Set down each entry exactly as given; pictures should not appear in the copy.

··· RECORD SET ···

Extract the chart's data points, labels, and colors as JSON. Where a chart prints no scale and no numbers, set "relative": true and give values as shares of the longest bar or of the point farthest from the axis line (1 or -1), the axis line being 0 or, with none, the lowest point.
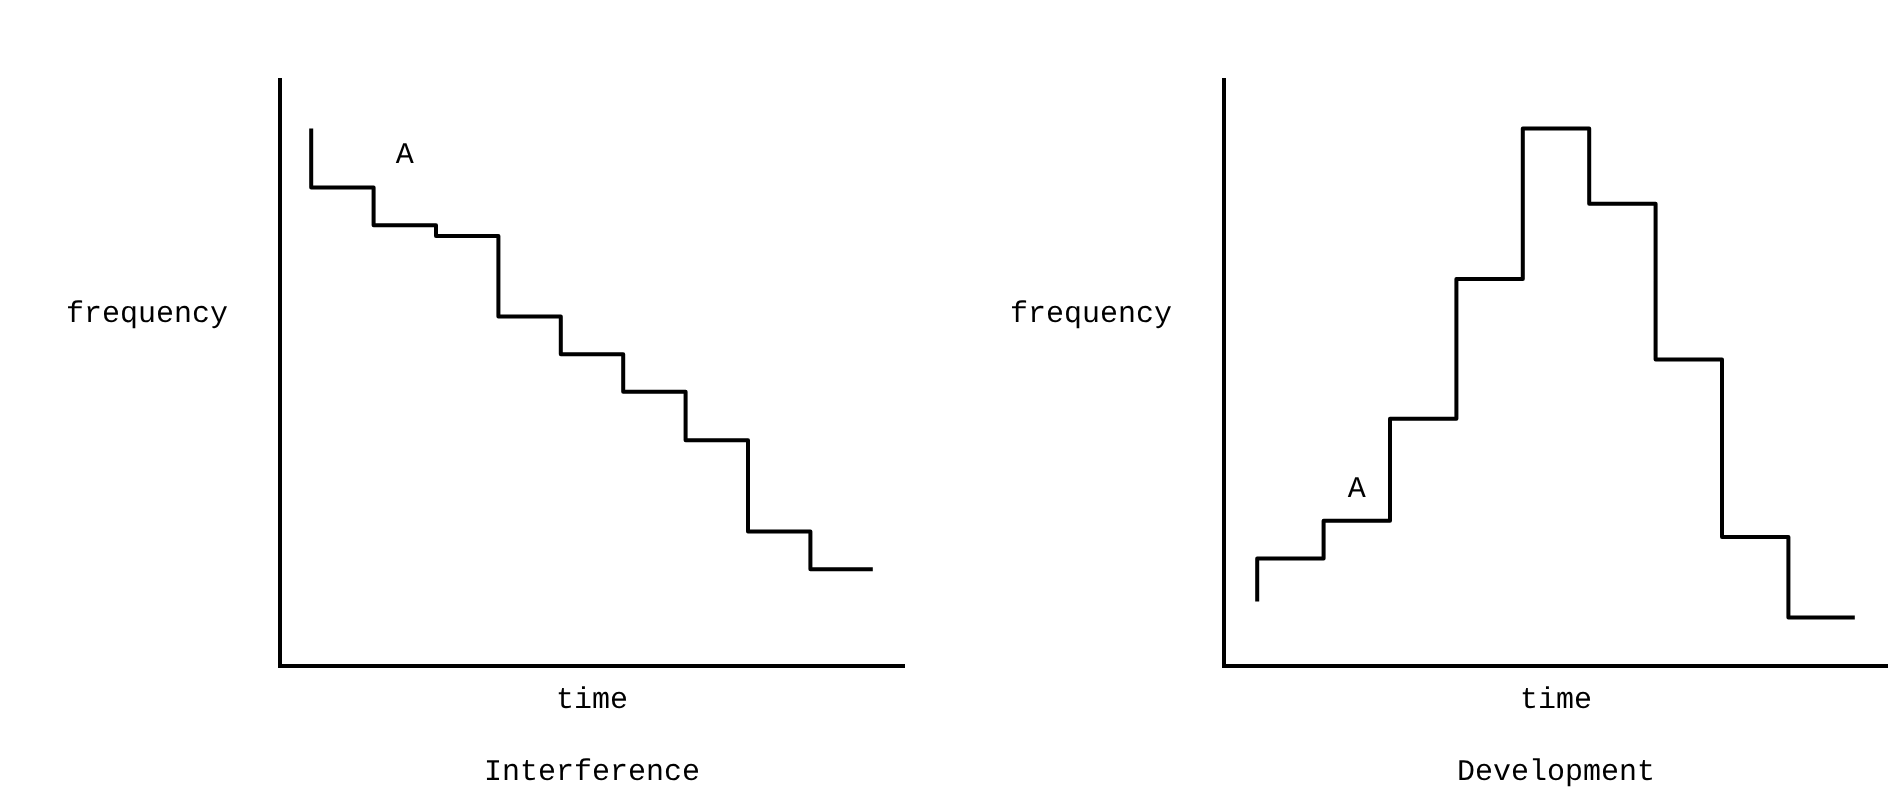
{
  "chart_data": [
    {
      "type": "step",
      "title": "Interference",
      "xlabel": "time",
      "ylabel": "frequency",
      "relative": true,
      "tick_labels": false,
      "grid": false,
      "legend": false,
      "color": "#000000",
      "annotations": [
        "A"
      ],
      "categories": [
        null,
        null,
        null,
        null,
        null,
        null,
        null,
        null,
        null,
        null
      ],
      "values": [
        1,
        0.89,
        0.82,
        0.8,
        0.65,
        0.58,
        0.51,
        0.42,
        0.25,
        0.18
      ]
    },
    {
      "type": "step",
      "title": "Development",
      "xlabel": "time",
      "ylabel": "frequency",
      "relative": true,
      "tick_labels": false,
      "grid": false,
      "legend": false,
      "color": "#000000",
      "annotations": [
        "A"
      ],
      "categories": [
        null,
        null,
        null,
        null,
        null,
        null,
        null,
        null,
        null,
        null
      ],
      "values": [
        0.12,
        0.2,
        0.27,
        0.46,
        0.72,
        1,
        0.86,
        0.57,
        0.24,
        0.09
      ]
    }
  ]
}
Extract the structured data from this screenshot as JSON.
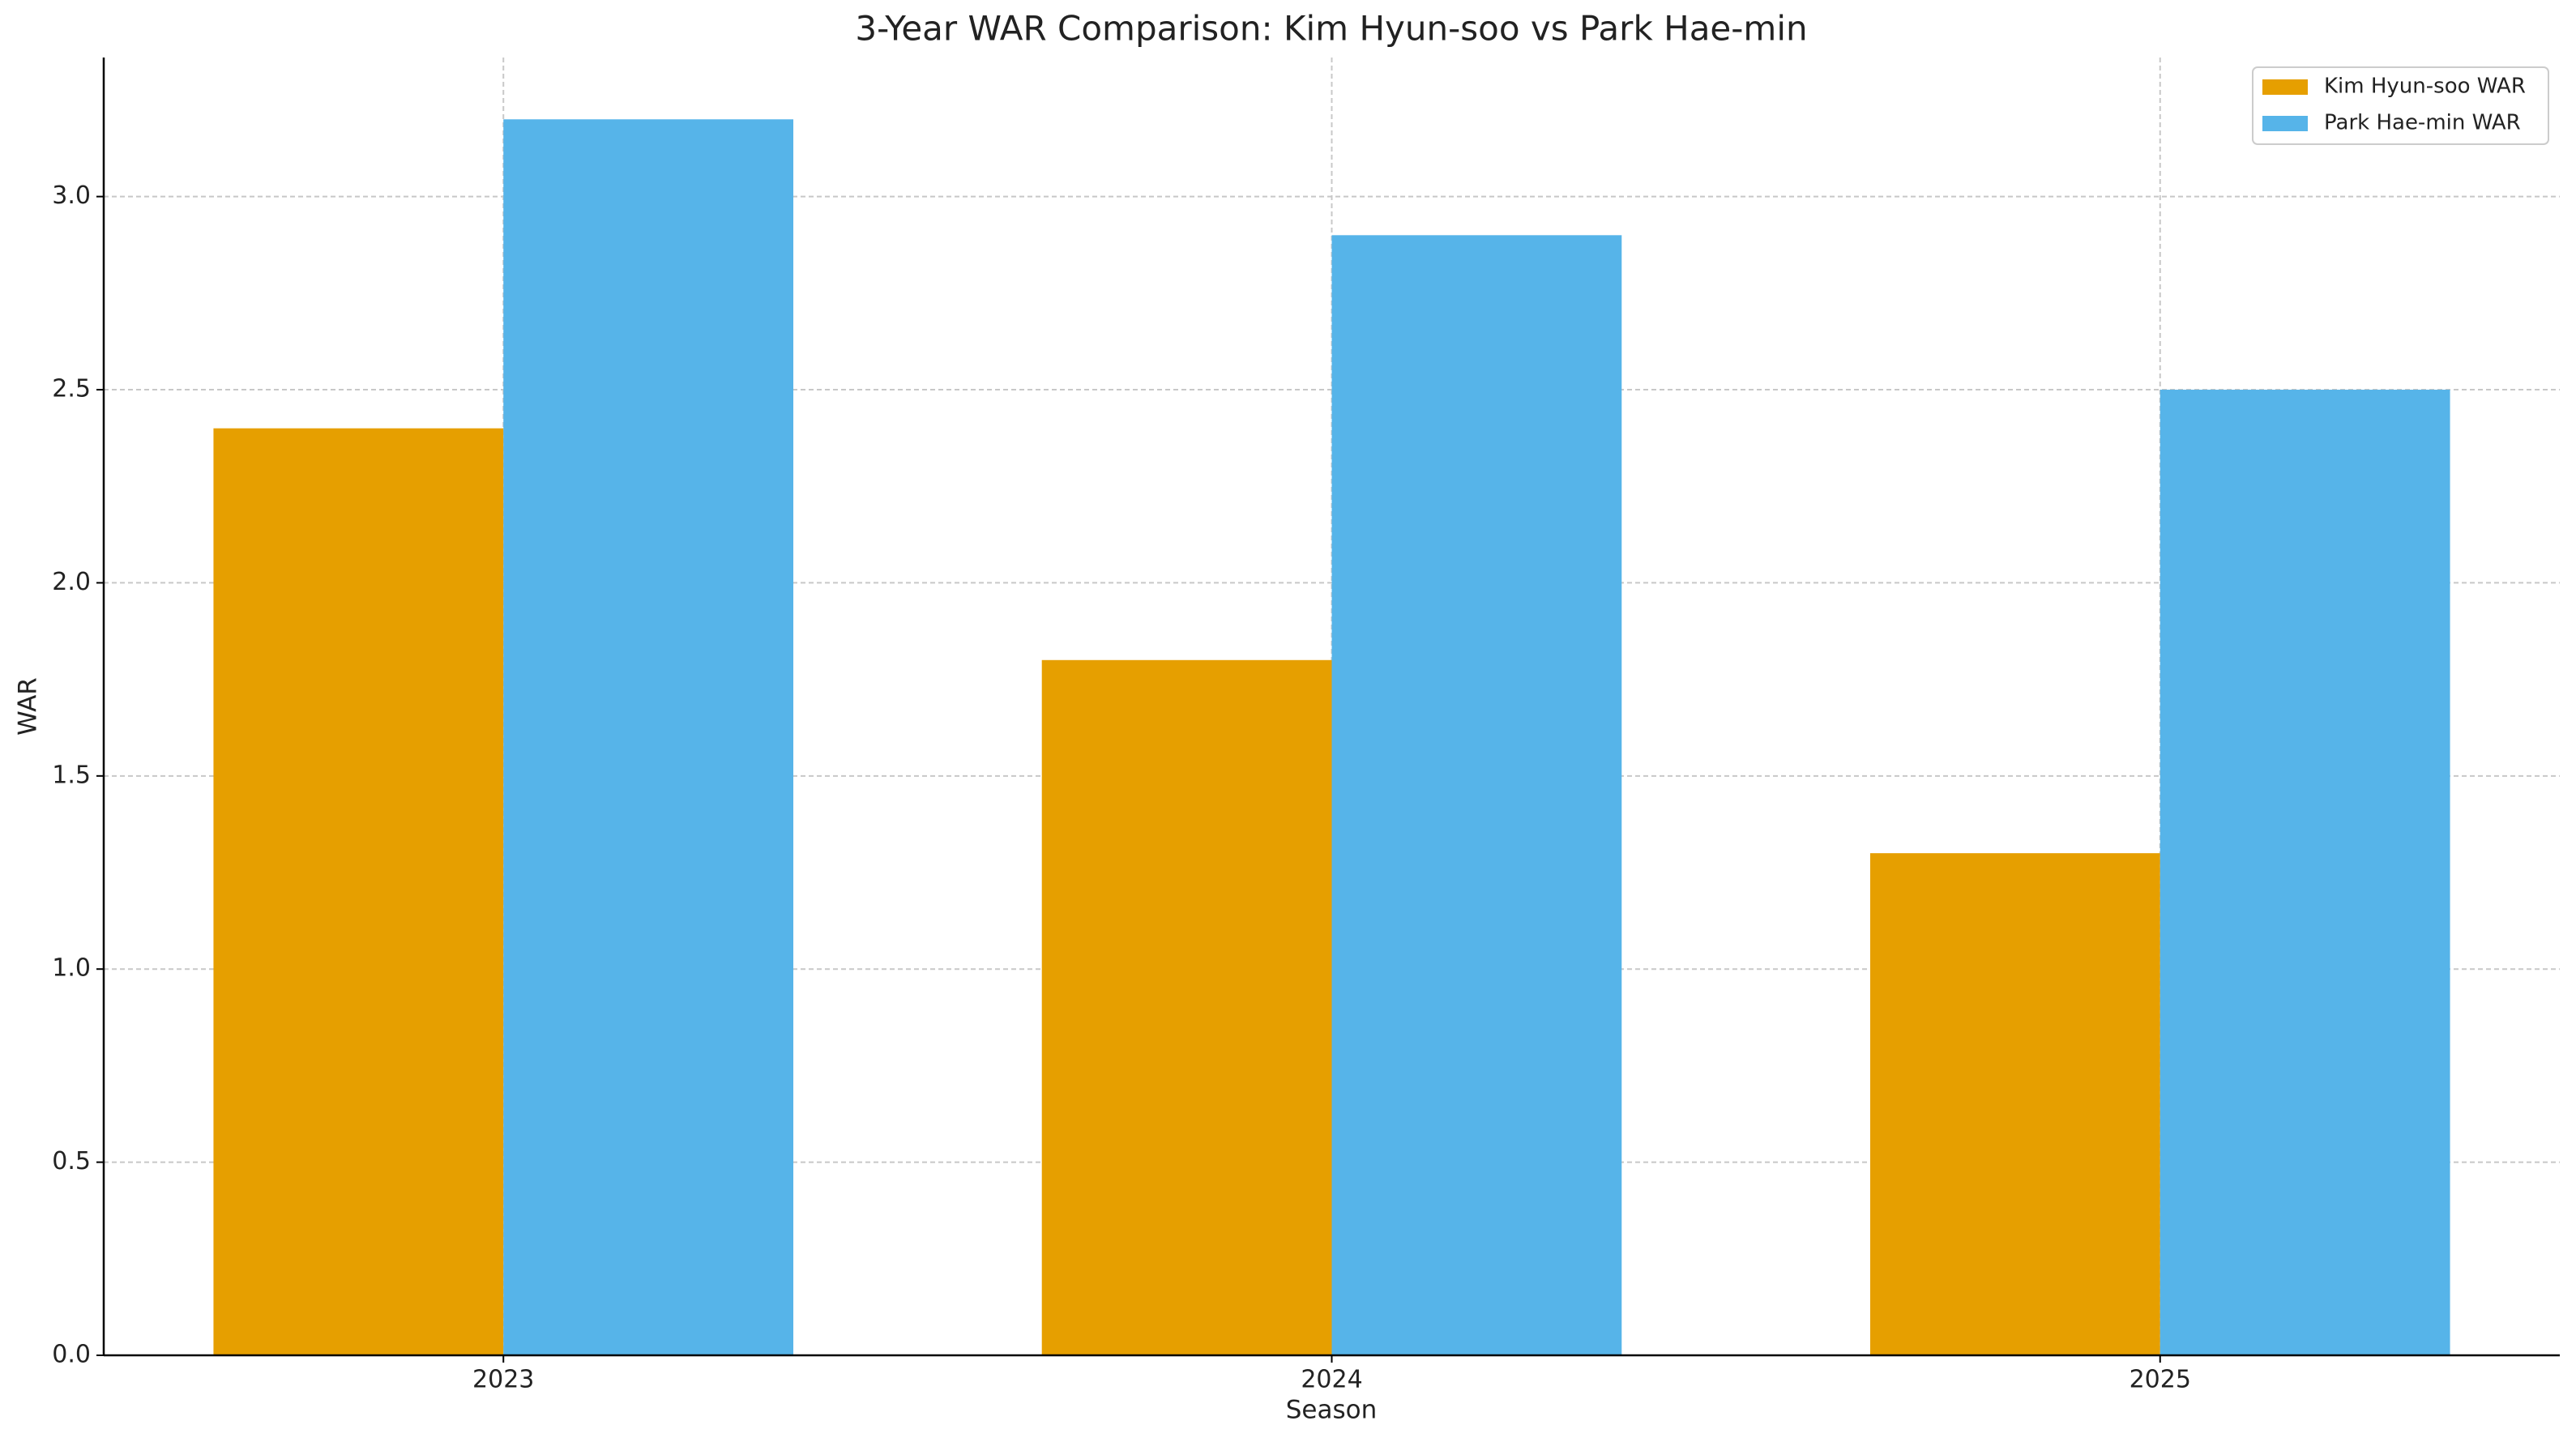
{
  "chart_data": {
    "type": "bar",
    "title": "3-Year WAR Comparison: Kim Hyun-soo vs Park Hae-min",
    "x_label": "Season",
    "y_label": "WAR",
    "categories": [
      "2023",
      "2024",
      "2025"
    ],
    "series": [
      {
        "name": "Kim Hyun-soo WAR",
        "color": "#E69F00",
        "values": [
          2.4,
          1.8,
          1.3
        ]
      },
      {
        "name": "Park Hae-min WAR",
        "color": "#56B4E9",
        "values": [
          3.2,
          2.9,
          2.5
        ]
      }
    ],
    "ylim": [
      0,
      3.36
    ],
    "yticks": [
      {
        "value": 0,
        "label": "0.0"
      },
      0.5,
      {
        "value": 1,
        "label": "1.0"
      },
      1.5,
      {
        "value": 2,
        "label": "2.0"
      },
      2.5,
      {
        "value": 3,
        "label": "3.0"
      }
    ],
    "grid": true,
    "legend": "upper right"
  }
}
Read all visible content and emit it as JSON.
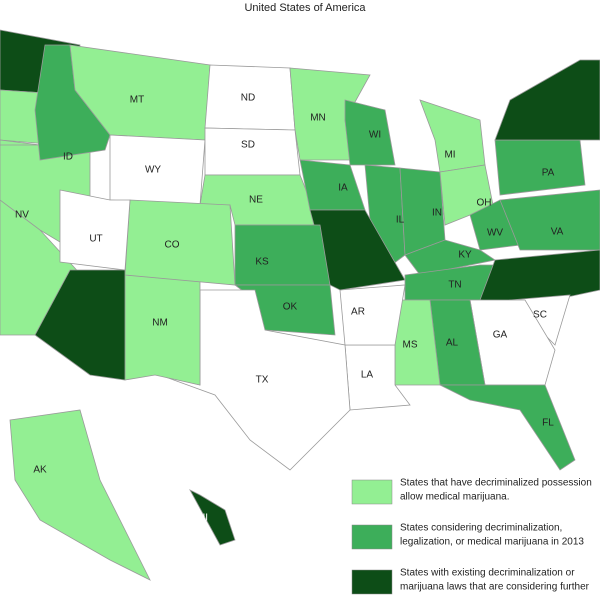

···

RESPONSE TO THIS TASK
Extract the chart's data points, labels, and colors as JSON. Where a chart prints no scale and no numbers, set "relative": true and give values as shares of the longest bar or of the point farthest from the axis line (1 or -1), the axis line being 0 or, with none, the lowest point.
{
  "chart_data": [
    {
      "type": "step",
      "title": "Interference",
      "xlabel": "time",
      "ylabel": "frequency",
      "relative": true,
      "tick_labels": false,
      "grid": false,
      "legend": false,
      "color": "#000000",
      "annotations": [
        "A"
      ],
      "categories": [
        null,
        null,
        null,
        null,
        null,
        null,
        null,
        null,
        null,
        null
      ],
      "values": [
        1,
        0.89,
        0.82,
        0.8,
        0.65,
        0.58,
        0.51,
        0.42,
        0.25,
        0.18
      ]
    },
    {
      "type": "step",
      "title": "Development",
      "xlabel": "time",
      "ylabel": "frequency",
      "relative": true,
      "tick_labels": false,
      "grid": false,
      "legend": false,
      "color": "#000000",
      "annotations": [
        "A"
      ],
      "categories": [
        null,
        null,
        null,
        null,
        null,
        null,
        null,
        null,
        null,
        null
      ],
      "values": [
        0.12,
        0.2,
        0.27,
        0.46,
        0.72,
        1,
        0.86,
        0.57,
        0.24,
        0.09
      ]
    }
  ]
}
Extract the structured data from this screenshot as JSON.
{
  "chart_data": {
    "type": "bar",
    "title": "3-Year WAR Comparison: Kim Hyun-soo vs Park Hae-min",
    "x_label": "Season",
    "y_label": "WAR",
    "categories": [
      "2023",
      "2024",
      "2025"
    ],
    "series": [
      {
        "name": "Kim Hyun-soo WAR",
        "color": "#E69F00",
        "values": [
          2.4,
          1.8,
          1.3
        ]
      },
      {
        "name": "Park Hae-min WAR",
        "color": "#56B4E9",
        "values": [
          3.2,
          2.9,
          2.5
        ]
      }
    ],
    "ylim": [
      0,
      3.36
    ],
    "yticks": [
      {
        "value": 0,
        "label": "0.0"
      },
      0.5,
      {
        "value": 1,
        "label": "1.0"
      },
      1.5,
      {
        "value": 2,
        "label": "2.0"
      },
      2.5,
      {
        "value": 3,
        "label": "3.0"
      }
    ],
    "grid": true,
    "legend": "upper right"
  }
}
Read all visible content and emit it as JSON.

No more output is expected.